### DATA RECORDS
┄┄┄┄┄┄┄┄┄┄

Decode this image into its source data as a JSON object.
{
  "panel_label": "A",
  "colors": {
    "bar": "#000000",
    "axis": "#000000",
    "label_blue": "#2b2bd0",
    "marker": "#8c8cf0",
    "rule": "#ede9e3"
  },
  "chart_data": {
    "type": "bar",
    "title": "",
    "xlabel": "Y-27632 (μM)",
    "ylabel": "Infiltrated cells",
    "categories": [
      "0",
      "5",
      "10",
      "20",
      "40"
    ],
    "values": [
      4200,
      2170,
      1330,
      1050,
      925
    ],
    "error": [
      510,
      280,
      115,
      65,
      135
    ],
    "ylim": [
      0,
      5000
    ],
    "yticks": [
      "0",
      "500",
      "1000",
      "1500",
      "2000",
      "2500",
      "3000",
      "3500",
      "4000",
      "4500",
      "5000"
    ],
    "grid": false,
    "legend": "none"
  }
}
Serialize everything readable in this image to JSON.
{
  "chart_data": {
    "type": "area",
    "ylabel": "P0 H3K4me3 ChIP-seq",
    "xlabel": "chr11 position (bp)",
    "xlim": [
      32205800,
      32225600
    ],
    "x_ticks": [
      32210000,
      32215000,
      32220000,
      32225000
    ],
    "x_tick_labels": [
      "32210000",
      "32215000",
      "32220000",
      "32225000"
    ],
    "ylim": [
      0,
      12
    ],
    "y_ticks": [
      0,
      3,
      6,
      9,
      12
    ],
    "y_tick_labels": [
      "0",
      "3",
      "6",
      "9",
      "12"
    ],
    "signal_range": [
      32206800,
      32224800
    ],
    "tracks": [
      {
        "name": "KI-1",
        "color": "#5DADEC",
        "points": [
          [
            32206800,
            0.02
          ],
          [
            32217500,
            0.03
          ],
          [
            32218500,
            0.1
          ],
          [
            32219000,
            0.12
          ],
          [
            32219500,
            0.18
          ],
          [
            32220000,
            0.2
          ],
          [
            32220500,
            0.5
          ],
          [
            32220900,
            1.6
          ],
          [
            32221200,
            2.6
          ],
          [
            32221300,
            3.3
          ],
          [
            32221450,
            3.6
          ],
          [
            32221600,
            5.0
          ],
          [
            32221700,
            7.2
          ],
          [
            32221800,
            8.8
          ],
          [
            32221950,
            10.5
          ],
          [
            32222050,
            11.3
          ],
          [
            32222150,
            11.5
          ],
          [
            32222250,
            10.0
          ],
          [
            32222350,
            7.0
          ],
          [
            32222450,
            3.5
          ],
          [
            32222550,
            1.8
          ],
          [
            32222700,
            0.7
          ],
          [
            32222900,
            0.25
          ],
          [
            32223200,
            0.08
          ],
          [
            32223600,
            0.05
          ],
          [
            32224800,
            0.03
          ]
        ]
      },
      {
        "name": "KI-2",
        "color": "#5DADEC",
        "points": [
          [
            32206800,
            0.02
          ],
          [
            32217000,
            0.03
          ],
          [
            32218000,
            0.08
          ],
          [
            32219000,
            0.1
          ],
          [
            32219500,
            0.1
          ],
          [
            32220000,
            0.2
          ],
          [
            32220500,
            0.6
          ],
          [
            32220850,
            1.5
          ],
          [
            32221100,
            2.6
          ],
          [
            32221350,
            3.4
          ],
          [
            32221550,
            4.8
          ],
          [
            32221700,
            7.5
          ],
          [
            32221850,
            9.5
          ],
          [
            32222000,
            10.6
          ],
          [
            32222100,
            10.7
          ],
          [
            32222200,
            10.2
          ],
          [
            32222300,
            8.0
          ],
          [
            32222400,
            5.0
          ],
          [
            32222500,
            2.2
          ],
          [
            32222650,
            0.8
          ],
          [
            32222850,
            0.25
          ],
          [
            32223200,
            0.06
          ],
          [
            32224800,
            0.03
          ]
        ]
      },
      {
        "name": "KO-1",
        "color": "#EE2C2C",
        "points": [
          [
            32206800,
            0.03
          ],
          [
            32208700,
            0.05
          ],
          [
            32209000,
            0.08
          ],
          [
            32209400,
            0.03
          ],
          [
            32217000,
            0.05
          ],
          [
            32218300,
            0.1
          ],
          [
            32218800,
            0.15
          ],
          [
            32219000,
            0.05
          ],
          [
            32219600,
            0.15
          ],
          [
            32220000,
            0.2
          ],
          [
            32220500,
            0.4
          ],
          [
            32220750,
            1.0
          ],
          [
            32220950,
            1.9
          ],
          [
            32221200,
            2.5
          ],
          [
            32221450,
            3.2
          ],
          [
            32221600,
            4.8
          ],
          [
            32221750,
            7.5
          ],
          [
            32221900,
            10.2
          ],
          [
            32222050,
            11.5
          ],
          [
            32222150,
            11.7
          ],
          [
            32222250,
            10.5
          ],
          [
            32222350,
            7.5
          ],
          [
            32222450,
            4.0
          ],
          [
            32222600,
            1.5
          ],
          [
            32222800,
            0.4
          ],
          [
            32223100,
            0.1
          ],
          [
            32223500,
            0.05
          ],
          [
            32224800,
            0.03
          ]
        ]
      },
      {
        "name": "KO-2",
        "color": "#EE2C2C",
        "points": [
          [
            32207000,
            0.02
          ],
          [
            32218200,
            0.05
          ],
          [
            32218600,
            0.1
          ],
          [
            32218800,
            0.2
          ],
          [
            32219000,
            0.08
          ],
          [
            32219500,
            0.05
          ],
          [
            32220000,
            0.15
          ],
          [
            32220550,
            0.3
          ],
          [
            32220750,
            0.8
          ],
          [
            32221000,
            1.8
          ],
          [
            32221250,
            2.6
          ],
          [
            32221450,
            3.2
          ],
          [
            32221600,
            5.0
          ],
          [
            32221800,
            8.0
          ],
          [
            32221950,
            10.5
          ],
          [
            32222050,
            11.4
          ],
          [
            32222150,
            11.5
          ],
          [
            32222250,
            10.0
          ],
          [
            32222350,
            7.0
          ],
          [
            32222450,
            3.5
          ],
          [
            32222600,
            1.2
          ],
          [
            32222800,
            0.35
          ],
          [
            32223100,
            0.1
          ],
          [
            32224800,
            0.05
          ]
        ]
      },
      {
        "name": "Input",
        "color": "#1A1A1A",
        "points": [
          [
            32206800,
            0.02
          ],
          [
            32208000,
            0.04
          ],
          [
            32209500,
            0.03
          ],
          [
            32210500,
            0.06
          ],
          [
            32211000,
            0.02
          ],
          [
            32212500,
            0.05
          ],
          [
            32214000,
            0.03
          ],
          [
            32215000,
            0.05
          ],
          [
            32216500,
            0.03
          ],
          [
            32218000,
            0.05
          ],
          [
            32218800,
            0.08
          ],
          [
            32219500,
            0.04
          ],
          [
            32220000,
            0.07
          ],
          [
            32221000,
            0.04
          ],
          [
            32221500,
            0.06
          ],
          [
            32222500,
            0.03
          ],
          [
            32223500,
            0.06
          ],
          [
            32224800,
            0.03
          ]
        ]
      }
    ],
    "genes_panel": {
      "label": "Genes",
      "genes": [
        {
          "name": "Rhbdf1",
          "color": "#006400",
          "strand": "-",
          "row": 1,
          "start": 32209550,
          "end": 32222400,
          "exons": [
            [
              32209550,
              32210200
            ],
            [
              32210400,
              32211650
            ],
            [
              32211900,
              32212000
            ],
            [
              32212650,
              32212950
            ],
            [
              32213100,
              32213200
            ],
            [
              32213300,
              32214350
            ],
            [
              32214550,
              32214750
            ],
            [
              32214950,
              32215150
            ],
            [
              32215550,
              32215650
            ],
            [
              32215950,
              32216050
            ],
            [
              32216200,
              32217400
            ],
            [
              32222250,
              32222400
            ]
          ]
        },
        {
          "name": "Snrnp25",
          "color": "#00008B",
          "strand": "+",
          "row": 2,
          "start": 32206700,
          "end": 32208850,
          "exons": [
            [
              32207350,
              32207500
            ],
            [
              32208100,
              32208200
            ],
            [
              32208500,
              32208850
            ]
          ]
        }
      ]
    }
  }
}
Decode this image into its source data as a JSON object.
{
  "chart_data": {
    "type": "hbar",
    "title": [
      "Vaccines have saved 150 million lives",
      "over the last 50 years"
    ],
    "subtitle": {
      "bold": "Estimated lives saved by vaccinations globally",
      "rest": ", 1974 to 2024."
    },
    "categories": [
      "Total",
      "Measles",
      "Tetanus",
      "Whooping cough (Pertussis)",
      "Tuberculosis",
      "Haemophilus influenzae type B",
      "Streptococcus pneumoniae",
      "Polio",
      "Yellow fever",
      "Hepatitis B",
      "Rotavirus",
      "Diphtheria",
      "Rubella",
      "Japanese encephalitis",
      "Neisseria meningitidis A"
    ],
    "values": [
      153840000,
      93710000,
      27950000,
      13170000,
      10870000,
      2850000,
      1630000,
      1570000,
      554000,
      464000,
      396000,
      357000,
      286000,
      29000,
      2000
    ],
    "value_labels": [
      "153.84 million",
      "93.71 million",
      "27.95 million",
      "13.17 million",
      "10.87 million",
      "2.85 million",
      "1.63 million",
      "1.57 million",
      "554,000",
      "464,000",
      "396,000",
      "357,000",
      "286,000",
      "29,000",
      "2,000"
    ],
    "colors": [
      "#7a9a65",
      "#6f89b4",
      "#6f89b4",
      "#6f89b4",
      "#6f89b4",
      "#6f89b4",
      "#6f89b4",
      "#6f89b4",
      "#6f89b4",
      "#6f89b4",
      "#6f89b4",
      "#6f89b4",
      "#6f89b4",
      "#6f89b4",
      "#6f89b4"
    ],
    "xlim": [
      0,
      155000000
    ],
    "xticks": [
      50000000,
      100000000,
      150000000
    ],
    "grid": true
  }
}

┄┄┄┄┄┄┄┄┄┄

### ASSIGNED TASK
What belongs in the answer is each line of the data that has the word "million".

### SOLUTION FOR THIS PROBLEM
      "Vaccines have saved 150 million lives",
      "153.84 million",
      "93.71 million",
      "27.95 million",
      "13.17 million",
      "10.87 million",
      "2.85 million",
      "1.63 million",
      "1.57 million",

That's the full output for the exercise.